**Exercise task:** Reproduce the data from its first line through the line holding "y-tick-label: 33.5 xyxy=(93,168,157,205)", inclusive, substituting "Petroleum" for "Crude Oil" and leaving everything else unchanged.

**Exercise inputs:**
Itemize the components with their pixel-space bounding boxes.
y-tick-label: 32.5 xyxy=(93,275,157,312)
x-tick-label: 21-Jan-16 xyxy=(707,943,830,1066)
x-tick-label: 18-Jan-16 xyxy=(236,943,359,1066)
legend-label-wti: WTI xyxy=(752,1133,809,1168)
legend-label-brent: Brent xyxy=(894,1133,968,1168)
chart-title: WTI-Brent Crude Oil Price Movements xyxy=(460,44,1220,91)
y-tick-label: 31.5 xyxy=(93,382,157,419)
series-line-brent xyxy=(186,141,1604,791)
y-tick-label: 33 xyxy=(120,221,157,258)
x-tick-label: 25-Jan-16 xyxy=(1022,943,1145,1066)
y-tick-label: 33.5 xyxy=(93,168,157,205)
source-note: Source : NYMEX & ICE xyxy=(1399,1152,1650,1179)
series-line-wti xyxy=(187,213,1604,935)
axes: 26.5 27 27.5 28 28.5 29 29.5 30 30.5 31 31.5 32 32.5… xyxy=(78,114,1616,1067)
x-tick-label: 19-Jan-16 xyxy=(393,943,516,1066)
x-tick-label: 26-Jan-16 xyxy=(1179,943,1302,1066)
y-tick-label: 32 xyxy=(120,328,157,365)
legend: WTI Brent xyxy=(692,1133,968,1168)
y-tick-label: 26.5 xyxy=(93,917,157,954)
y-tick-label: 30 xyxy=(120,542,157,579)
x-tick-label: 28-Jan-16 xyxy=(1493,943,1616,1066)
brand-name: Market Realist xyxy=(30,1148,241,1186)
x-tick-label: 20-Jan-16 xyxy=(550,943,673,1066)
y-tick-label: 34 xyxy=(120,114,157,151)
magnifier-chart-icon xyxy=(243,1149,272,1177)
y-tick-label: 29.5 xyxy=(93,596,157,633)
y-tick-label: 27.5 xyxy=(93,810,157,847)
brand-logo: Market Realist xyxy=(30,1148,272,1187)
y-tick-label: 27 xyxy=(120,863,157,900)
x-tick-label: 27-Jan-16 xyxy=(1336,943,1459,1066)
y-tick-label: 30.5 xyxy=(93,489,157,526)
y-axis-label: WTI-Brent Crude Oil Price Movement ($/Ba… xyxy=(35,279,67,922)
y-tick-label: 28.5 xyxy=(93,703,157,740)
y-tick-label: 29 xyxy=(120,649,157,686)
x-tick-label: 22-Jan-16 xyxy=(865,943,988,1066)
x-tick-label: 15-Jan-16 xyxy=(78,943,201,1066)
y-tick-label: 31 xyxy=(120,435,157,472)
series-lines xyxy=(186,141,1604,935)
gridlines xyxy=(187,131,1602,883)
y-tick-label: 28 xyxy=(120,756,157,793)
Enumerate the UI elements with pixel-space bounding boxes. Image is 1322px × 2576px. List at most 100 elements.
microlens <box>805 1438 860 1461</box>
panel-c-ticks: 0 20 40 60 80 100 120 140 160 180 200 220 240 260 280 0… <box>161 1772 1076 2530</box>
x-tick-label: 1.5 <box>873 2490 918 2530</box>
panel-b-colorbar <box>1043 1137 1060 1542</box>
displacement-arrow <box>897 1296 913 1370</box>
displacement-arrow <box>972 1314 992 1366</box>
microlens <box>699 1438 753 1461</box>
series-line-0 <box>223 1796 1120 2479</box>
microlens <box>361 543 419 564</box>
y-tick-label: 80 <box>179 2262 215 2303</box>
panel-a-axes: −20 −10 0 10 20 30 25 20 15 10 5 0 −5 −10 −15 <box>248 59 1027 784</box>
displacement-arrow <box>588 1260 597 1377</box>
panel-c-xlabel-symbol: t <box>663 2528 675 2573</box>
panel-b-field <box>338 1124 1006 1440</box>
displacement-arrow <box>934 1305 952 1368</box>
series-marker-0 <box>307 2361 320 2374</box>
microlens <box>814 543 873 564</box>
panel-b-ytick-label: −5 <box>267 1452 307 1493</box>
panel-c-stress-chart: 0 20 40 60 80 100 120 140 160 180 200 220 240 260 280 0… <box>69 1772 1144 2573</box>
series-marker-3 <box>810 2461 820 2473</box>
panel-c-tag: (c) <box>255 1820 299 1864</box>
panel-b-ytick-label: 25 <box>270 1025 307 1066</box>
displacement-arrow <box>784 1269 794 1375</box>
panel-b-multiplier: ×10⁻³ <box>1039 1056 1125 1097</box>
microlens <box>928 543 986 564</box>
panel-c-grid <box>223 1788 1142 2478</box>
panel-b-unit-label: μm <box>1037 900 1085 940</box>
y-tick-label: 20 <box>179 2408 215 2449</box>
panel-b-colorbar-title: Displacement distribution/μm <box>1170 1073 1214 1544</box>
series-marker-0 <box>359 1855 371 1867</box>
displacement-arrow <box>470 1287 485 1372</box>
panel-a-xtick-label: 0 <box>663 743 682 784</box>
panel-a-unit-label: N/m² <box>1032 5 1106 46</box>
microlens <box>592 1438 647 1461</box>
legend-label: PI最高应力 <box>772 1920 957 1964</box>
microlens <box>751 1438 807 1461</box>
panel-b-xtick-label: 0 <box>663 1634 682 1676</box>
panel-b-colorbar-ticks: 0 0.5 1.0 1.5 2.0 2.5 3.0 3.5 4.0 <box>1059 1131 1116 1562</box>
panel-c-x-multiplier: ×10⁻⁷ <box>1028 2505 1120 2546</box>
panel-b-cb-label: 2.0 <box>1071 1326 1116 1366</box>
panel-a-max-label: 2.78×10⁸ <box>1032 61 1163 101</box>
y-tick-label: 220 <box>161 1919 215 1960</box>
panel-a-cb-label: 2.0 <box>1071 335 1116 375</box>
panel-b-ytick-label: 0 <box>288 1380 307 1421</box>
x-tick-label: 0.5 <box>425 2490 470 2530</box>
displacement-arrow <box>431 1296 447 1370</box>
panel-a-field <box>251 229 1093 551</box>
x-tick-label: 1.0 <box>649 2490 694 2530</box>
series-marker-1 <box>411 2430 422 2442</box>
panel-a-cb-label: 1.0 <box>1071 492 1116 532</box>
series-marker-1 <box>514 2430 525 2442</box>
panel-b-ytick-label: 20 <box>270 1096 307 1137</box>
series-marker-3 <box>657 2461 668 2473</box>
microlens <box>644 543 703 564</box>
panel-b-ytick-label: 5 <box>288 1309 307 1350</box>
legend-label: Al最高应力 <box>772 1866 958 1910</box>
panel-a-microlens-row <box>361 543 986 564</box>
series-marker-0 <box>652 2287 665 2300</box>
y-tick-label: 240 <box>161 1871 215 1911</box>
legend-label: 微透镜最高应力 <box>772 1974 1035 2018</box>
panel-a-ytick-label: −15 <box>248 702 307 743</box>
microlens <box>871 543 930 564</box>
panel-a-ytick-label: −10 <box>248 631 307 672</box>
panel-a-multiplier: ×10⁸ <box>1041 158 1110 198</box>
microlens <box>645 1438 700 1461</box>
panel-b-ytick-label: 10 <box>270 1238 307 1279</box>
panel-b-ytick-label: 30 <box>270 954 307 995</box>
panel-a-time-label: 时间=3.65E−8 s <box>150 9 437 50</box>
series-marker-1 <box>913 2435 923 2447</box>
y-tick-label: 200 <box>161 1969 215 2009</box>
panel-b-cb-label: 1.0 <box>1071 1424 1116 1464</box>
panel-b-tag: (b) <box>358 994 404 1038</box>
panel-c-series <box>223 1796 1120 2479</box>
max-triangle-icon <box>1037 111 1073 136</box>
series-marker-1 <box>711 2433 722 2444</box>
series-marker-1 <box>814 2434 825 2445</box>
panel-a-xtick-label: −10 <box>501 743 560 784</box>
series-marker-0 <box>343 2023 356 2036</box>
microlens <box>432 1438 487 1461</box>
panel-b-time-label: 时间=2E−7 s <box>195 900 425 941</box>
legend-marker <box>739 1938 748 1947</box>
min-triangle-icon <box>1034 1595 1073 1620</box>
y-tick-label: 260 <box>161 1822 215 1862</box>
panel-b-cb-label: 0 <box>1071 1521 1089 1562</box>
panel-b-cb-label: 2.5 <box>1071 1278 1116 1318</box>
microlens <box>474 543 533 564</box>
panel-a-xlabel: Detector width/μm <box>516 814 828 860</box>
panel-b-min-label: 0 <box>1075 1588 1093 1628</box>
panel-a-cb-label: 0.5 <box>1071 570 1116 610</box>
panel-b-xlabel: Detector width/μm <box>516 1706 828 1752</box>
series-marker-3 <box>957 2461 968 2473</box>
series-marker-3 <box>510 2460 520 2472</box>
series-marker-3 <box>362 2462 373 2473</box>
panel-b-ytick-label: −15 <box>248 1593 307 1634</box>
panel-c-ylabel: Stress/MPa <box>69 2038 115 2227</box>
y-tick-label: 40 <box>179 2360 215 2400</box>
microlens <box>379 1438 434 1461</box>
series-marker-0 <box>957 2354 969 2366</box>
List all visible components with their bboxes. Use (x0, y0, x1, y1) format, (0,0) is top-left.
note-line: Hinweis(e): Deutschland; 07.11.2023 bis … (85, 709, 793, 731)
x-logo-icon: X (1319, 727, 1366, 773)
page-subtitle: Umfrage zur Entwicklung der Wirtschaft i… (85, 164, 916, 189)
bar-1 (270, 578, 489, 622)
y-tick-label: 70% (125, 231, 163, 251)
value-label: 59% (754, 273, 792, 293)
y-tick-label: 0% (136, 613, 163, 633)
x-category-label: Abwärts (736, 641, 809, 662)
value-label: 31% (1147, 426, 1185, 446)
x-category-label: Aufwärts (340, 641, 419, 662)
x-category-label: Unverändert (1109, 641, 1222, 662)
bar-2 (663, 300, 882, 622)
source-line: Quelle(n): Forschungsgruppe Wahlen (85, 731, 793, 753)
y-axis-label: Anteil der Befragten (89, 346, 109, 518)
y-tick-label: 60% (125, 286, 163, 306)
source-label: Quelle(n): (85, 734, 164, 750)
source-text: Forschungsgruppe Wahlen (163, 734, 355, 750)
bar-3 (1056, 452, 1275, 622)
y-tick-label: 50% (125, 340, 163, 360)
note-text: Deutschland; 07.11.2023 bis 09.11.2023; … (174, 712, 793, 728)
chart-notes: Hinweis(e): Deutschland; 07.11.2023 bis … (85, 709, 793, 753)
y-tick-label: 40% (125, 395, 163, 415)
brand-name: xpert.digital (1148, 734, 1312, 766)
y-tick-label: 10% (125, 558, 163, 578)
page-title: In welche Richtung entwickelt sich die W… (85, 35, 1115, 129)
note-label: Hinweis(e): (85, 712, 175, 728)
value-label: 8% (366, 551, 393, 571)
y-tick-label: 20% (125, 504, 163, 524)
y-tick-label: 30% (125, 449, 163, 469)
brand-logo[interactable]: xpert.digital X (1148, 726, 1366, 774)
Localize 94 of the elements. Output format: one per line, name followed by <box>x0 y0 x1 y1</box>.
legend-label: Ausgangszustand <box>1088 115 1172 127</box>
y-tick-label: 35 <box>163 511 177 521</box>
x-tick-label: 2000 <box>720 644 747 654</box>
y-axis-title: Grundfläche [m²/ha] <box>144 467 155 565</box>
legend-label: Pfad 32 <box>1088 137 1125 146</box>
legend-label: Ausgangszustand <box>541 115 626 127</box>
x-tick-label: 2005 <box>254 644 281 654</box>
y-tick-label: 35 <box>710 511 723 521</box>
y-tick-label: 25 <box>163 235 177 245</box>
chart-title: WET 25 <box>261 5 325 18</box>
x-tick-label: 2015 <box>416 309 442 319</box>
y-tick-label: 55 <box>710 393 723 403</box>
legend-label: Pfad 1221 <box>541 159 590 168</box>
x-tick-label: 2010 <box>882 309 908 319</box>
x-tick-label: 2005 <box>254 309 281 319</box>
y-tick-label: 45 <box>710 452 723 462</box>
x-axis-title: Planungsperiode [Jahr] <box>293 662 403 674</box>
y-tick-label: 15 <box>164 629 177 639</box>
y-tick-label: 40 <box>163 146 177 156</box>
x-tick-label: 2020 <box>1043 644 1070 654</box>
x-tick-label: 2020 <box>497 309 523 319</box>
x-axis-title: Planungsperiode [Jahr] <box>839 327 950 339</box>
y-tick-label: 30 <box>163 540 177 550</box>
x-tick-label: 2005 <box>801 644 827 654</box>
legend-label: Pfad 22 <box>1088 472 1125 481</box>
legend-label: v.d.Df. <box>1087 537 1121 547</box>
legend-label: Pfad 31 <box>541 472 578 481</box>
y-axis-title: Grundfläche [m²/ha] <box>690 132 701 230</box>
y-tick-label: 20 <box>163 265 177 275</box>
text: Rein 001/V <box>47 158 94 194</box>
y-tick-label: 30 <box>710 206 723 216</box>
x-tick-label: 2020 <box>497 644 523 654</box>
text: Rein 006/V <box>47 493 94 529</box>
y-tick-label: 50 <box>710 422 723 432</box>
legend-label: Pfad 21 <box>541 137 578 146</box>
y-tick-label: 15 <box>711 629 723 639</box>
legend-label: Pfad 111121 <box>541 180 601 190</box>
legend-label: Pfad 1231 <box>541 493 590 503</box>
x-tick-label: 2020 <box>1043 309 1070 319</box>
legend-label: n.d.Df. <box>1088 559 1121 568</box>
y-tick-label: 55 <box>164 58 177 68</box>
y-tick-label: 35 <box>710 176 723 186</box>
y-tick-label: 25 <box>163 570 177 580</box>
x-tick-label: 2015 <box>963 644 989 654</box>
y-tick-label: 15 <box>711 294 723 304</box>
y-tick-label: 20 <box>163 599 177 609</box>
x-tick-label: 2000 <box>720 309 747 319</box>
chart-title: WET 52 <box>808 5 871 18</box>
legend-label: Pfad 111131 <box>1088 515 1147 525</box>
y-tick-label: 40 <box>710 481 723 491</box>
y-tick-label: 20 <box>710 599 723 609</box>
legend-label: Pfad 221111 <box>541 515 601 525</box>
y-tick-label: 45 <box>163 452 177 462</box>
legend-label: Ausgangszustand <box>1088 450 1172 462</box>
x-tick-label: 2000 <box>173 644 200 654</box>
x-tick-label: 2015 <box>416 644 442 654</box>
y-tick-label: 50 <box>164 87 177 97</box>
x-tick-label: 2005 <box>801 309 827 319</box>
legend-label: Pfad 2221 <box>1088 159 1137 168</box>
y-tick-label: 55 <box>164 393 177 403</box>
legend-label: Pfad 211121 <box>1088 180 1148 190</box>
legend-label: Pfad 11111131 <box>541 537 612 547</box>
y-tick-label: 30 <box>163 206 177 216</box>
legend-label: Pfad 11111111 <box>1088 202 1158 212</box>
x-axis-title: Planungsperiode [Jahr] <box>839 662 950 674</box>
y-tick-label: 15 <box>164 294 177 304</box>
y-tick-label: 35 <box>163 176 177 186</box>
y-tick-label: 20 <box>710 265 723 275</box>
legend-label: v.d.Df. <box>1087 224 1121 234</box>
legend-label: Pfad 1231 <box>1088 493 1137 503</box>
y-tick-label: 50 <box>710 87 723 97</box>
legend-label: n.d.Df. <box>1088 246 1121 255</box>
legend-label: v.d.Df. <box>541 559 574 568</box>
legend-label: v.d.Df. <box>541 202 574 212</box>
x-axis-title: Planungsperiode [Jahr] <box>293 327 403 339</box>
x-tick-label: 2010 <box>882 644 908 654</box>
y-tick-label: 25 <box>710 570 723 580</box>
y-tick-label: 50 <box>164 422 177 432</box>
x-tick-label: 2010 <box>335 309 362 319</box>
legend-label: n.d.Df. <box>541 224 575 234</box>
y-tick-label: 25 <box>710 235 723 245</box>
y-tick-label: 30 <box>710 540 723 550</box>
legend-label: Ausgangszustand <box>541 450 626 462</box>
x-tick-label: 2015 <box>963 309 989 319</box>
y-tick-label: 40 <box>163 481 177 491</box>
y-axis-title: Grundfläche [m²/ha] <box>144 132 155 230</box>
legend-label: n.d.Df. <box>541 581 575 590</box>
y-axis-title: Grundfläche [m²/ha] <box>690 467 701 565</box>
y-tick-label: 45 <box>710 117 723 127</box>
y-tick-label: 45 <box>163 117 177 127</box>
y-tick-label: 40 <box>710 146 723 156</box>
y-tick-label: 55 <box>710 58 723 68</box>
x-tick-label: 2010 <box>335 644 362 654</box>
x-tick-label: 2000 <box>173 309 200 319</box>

**The result:**
Itemize the components with their pixel-space bounding boxes.
y-tick-label: 32.5 xyxy=(93,275,157,312)
x-tick-label: 21-Jan-16 xyxy=(707,943,830,1066)
x-tick-label: 18-Jan-16 xyxy=(236,943,359,1066)
legend-label-wti: WTI xyxy=(752,1133,809,1168)
legend-label-brent: Brent xyxy=(894,1133,968,1168)
chart-title: WTI-Brent Petroleum Price Movements xyxy=(460,44,1220,91)
y-tick-label: 31.5 xyxy=(93,382,157,419)
series-line-brent xyxy=(186,141,1604,791)
y-tick-label: 33 xyxy=(120,221,157,258)
x-tick-label: 25-Jan-16 xyxy=(1022,943,1145,1066)
y-tick-label: 33.5 xyxy=(93,168,157,205)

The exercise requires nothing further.